**AIM OF THE EXERCISE:**
Among these lines, how many include "Flight"? Answer only with the number.

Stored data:
[start]
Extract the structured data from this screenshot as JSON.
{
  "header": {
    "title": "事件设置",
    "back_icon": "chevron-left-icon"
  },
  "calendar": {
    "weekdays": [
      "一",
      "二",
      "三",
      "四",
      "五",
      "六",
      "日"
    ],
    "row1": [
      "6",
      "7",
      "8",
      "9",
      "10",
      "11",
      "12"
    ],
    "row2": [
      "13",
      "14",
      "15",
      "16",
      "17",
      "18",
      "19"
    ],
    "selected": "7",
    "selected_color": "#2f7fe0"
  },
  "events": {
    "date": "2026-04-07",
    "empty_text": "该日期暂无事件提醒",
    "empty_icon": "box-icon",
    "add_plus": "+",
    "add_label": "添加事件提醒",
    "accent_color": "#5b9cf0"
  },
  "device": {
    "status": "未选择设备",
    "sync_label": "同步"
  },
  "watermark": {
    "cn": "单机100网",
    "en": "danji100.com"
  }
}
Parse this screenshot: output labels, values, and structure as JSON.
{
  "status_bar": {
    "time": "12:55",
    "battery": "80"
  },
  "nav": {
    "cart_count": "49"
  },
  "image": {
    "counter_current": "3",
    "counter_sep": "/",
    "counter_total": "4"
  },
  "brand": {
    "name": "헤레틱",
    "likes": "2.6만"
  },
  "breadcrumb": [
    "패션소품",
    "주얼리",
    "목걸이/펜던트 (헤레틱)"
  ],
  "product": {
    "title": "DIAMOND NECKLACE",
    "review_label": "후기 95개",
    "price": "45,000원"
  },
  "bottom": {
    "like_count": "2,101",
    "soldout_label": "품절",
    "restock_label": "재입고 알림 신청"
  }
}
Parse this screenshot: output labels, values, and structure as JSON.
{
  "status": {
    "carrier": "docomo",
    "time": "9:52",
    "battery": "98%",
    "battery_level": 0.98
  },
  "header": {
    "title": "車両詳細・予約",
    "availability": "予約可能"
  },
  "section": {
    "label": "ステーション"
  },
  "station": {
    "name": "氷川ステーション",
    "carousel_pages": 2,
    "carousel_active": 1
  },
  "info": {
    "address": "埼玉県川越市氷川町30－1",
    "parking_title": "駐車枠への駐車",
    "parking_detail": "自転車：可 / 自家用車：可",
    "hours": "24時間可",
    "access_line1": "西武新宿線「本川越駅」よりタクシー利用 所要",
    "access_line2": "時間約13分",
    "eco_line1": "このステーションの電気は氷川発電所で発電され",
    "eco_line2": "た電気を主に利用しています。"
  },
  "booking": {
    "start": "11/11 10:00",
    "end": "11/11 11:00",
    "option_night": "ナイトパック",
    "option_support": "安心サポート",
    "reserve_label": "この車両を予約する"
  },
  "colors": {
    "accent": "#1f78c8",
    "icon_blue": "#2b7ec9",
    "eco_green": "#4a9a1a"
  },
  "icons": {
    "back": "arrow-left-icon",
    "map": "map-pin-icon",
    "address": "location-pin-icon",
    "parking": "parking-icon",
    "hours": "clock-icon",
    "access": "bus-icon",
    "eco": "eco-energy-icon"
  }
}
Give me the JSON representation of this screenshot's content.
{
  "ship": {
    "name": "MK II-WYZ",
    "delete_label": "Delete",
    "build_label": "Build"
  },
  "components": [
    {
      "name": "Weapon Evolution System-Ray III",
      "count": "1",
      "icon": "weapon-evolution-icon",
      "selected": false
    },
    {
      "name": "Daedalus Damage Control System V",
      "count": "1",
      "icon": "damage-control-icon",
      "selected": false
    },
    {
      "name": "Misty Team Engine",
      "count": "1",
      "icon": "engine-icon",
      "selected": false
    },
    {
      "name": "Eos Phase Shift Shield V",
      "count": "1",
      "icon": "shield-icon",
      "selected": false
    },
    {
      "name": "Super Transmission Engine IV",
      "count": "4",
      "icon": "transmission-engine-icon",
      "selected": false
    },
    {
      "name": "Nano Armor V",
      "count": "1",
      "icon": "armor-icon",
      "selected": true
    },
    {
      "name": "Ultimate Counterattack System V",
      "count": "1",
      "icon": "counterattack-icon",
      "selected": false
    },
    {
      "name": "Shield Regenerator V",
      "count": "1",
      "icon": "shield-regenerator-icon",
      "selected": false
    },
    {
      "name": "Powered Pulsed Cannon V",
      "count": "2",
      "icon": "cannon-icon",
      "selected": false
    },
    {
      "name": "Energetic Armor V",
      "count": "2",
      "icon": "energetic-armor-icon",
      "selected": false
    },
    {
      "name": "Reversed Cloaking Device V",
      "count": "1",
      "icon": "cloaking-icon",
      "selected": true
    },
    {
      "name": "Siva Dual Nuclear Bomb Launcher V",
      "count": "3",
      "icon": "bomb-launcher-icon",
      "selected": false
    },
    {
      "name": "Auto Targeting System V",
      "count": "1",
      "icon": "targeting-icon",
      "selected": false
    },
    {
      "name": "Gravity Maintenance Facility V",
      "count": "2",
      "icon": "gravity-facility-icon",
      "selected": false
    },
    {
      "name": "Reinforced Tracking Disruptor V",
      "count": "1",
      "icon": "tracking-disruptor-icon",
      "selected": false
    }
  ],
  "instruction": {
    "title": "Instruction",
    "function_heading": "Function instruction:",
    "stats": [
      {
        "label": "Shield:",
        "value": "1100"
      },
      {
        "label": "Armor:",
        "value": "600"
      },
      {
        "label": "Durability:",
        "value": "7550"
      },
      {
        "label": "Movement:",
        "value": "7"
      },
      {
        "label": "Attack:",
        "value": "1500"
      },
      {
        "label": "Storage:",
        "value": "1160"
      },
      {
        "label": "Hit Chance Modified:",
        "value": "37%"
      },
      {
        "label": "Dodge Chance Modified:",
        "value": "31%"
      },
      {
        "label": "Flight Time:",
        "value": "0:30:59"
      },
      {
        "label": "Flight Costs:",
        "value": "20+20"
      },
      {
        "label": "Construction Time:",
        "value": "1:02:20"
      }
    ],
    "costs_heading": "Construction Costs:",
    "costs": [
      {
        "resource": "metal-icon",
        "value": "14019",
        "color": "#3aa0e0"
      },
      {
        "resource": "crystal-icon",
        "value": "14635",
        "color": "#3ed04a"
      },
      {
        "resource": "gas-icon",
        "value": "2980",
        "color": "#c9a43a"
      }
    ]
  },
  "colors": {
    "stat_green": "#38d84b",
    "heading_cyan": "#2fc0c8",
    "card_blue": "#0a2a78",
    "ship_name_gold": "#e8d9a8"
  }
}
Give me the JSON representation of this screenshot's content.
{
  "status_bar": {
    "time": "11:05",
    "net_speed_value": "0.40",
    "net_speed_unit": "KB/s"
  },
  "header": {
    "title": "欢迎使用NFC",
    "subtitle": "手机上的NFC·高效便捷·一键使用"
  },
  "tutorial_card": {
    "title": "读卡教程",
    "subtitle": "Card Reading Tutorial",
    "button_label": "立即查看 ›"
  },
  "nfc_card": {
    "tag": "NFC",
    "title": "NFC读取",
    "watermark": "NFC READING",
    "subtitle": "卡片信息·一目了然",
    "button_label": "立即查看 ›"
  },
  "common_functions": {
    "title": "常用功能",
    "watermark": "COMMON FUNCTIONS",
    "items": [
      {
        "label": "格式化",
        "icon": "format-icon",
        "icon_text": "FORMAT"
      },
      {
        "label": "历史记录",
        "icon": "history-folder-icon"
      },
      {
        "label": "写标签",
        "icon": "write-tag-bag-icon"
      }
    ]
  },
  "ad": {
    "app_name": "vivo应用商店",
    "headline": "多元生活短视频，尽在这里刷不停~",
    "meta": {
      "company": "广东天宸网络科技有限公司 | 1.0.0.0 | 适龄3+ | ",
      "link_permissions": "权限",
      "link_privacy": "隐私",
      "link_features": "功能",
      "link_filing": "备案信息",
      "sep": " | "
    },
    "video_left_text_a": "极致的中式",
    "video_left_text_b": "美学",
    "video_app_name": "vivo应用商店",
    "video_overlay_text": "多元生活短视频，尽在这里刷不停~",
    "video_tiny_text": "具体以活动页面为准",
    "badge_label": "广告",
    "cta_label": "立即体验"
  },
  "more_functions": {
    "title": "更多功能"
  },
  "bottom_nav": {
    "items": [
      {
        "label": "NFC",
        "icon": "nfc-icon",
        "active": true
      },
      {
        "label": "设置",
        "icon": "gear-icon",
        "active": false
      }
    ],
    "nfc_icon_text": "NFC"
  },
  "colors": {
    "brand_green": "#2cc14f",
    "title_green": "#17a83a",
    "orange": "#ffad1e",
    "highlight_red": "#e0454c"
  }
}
[end]
**EXERCISE RESULT:**
2